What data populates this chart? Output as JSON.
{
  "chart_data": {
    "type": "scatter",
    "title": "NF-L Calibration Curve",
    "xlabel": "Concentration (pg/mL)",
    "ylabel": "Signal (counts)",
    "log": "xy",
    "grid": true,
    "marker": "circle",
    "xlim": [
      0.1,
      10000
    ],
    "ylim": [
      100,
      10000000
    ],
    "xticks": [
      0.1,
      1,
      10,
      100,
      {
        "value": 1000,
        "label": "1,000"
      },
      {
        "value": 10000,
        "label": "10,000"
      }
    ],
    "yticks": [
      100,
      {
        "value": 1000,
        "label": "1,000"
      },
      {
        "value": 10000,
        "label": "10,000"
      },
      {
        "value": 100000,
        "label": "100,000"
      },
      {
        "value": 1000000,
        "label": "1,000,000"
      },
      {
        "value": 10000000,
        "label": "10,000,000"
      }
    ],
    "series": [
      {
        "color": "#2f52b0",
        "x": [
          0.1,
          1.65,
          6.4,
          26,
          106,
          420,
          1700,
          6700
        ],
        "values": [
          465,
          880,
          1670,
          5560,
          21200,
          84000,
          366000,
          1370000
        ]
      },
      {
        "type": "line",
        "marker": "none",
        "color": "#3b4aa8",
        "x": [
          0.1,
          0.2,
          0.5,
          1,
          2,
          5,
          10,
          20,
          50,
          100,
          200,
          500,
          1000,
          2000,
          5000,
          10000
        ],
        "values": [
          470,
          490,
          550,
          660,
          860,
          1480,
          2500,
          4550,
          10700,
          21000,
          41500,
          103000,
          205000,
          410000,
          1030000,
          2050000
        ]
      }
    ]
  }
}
...
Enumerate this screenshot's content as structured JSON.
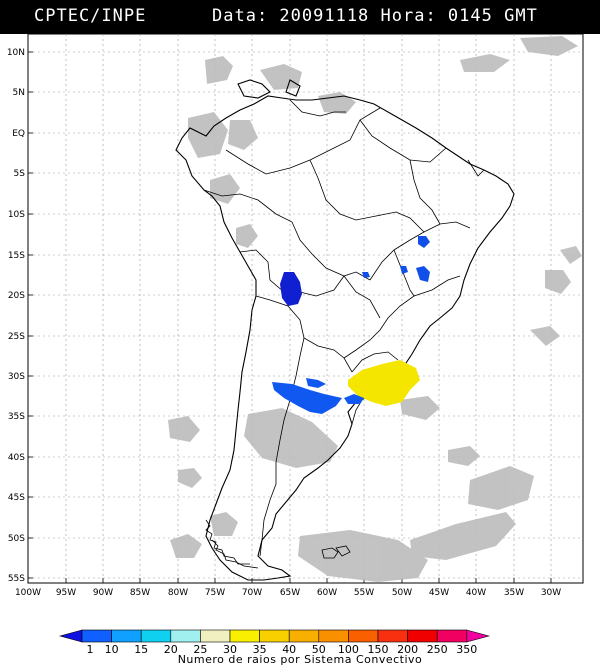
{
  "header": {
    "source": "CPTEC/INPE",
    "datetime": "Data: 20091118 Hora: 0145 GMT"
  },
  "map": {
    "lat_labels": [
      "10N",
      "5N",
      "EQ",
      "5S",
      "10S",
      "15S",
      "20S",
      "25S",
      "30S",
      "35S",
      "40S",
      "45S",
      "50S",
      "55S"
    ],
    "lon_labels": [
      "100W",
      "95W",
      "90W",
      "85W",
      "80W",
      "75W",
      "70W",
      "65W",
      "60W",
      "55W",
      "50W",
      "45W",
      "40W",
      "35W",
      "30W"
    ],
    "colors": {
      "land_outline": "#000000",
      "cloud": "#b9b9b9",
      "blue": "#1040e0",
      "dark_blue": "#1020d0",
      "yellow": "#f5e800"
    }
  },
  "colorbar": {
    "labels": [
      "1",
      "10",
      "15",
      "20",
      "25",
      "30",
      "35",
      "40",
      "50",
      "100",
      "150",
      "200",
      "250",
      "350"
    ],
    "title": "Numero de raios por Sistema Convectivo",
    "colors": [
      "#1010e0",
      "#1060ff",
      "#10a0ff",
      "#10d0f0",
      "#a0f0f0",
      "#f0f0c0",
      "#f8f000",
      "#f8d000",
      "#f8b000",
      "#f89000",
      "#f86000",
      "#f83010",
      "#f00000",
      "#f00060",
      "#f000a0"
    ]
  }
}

▸ DIRECTION
Return all lines containing "JSON".

▸ ANSWER FOR THIS EXERCISE
What data populates this chart? Output as JSON.
Enumerate this screenshot's content as structured JSON.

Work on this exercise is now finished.